:: Extracted entries ::

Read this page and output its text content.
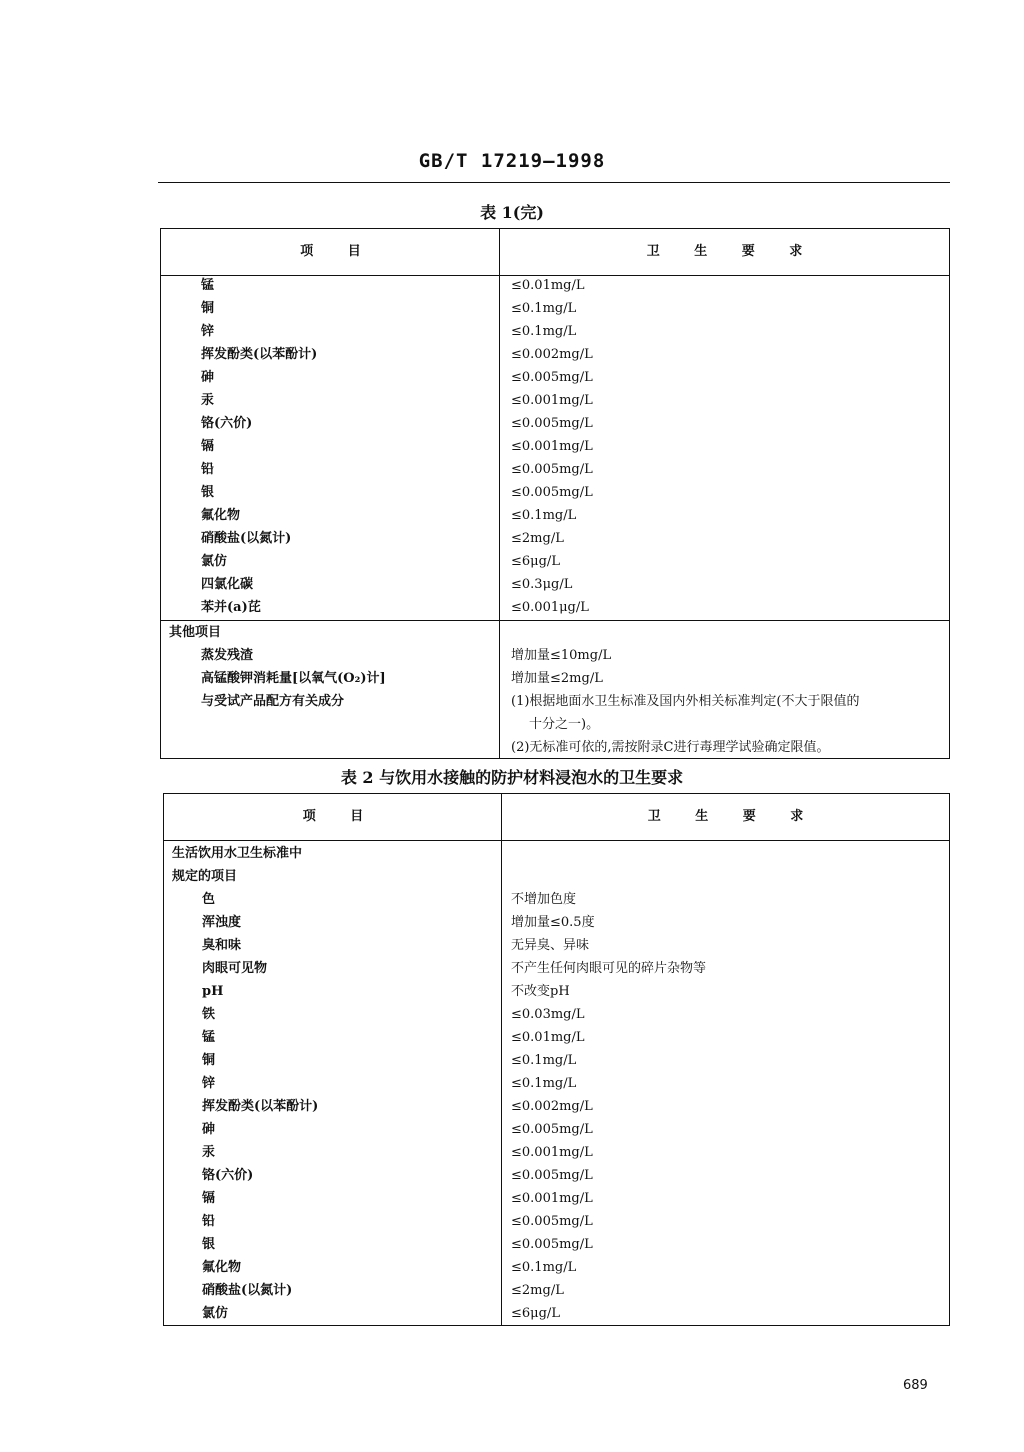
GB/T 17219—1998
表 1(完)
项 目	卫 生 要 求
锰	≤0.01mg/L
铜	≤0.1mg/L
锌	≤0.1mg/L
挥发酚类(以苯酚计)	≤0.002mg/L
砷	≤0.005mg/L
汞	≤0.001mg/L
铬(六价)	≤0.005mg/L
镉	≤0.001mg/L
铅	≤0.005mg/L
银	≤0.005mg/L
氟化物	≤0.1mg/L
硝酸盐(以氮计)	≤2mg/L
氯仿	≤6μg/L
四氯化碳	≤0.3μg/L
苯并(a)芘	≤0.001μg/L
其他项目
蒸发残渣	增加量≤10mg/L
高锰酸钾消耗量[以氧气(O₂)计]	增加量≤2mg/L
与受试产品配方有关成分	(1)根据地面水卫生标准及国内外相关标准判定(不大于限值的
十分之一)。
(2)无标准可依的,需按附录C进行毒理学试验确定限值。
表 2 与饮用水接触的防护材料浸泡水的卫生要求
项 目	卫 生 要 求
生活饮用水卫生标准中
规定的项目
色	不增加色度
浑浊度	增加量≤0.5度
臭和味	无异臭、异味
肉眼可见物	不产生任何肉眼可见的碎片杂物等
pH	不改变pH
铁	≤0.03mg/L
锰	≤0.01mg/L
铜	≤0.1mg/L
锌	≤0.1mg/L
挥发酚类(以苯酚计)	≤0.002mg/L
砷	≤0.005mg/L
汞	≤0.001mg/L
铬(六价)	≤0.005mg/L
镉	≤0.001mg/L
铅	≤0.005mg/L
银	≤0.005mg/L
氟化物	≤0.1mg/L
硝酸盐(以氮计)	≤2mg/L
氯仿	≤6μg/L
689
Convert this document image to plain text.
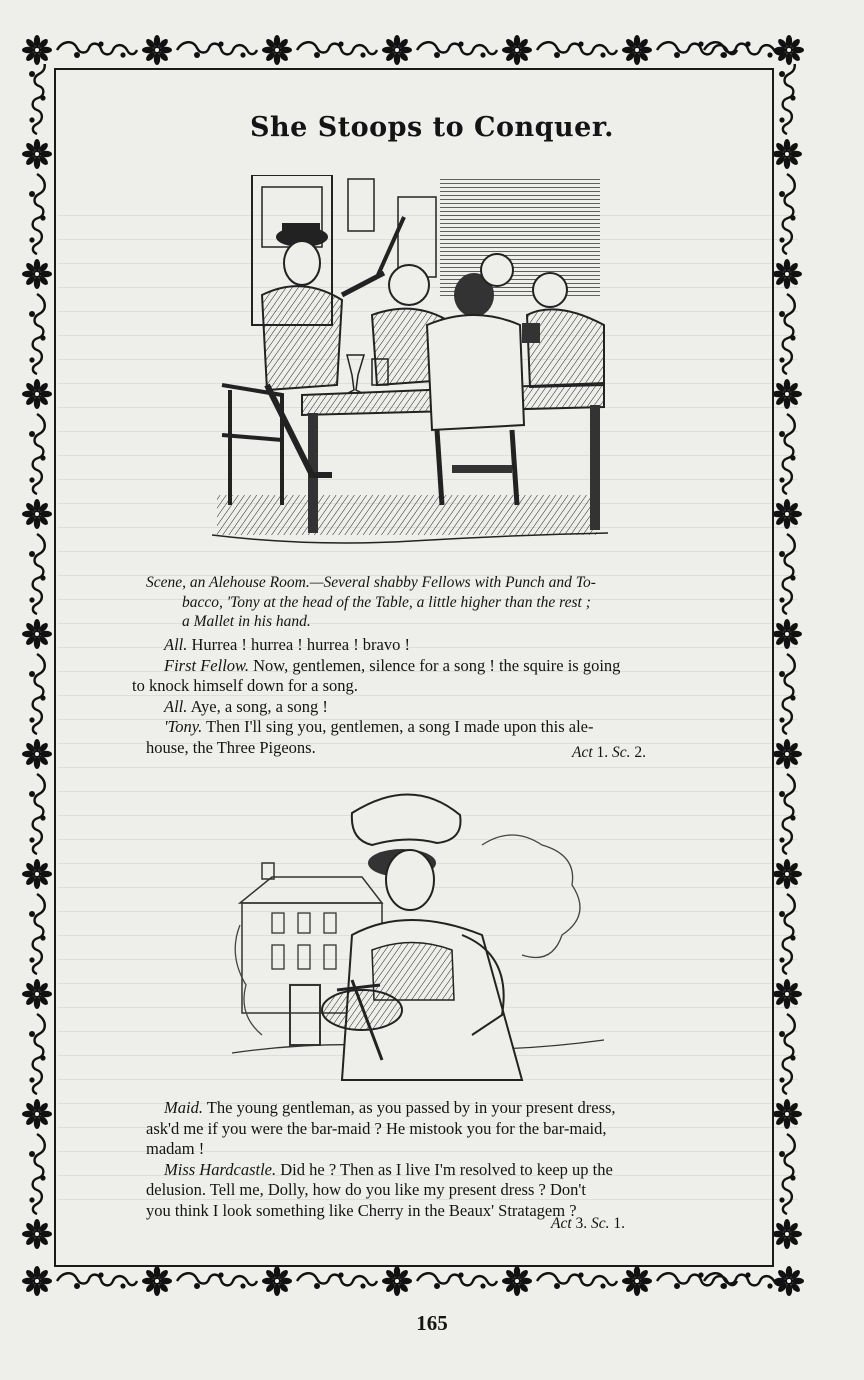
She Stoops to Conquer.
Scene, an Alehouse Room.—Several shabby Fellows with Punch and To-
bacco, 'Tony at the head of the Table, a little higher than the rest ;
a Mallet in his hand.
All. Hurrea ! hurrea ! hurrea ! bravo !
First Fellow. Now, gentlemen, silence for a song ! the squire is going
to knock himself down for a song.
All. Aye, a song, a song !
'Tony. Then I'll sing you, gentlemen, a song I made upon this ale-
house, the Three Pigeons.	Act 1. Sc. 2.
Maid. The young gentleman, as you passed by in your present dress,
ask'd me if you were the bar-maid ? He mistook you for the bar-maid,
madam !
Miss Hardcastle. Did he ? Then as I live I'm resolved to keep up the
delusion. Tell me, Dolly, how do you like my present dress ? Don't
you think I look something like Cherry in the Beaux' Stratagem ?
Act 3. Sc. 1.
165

:::
:: Extracted entries ::

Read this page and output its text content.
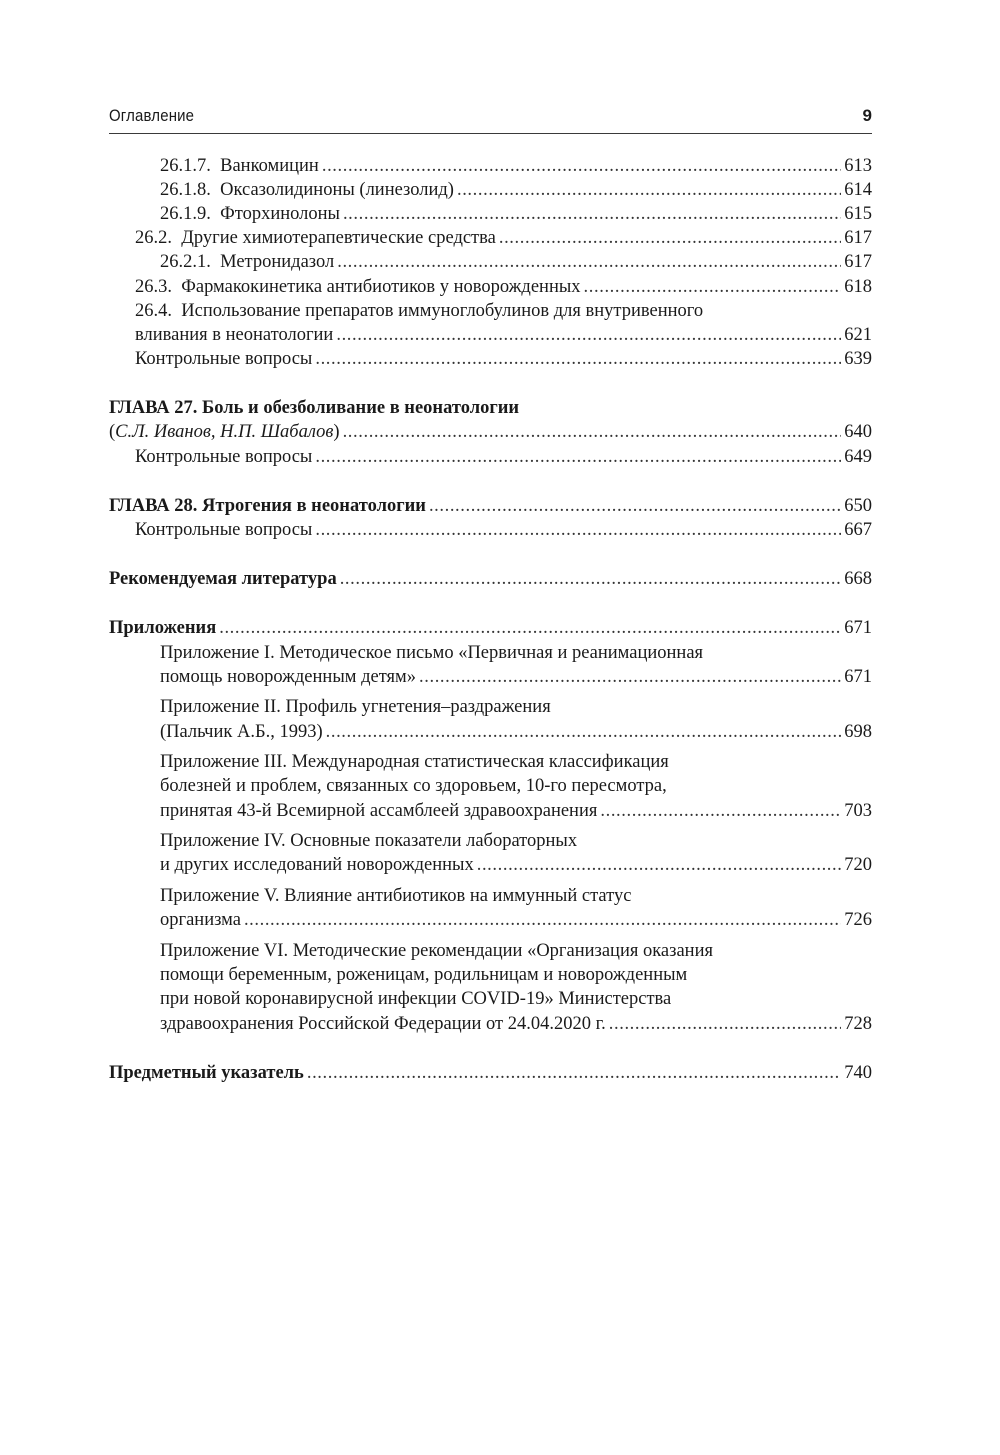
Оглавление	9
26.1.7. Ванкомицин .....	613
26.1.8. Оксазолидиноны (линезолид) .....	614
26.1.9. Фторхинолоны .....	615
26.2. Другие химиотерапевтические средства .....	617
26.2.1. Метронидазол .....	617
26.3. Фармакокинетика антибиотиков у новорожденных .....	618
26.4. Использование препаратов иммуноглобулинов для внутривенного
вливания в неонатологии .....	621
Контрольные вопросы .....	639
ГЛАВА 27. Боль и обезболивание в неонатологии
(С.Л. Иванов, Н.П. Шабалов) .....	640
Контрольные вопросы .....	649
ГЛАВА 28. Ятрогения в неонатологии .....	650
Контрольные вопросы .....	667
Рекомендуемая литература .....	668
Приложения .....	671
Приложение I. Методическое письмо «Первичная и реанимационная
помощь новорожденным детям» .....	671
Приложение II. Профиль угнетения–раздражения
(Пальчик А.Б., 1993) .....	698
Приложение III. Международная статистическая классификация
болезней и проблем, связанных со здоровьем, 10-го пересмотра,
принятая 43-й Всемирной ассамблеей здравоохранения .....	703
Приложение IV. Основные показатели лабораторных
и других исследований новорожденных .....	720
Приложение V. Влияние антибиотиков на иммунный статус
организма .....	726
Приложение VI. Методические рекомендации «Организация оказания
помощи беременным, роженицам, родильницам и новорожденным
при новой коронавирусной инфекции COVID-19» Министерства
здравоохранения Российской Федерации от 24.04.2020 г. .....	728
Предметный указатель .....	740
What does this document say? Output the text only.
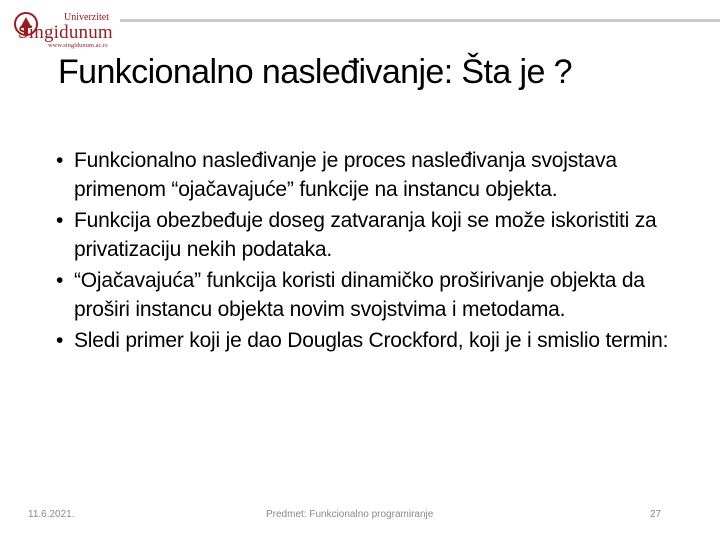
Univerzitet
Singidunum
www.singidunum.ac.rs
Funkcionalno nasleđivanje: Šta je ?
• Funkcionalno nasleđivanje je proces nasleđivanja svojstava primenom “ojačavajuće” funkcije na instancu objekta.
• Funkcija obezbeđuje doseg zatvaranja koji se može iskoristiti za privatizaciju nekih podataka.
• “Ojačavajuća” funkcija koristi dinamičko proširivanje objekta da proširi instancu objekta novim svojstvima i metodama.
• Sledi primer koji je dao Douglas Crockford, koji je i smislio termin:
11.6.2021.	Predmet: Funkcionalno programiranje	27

:::

[Exercise prompt]:
From the data above, gather every line that includes the word "здравоохранения".

[Reply]:
принятая 43-й Всемирной ассамблеей здравоохранения .....	703
здравоохранения Российской Федерации от 24.04.2020 г. .....	728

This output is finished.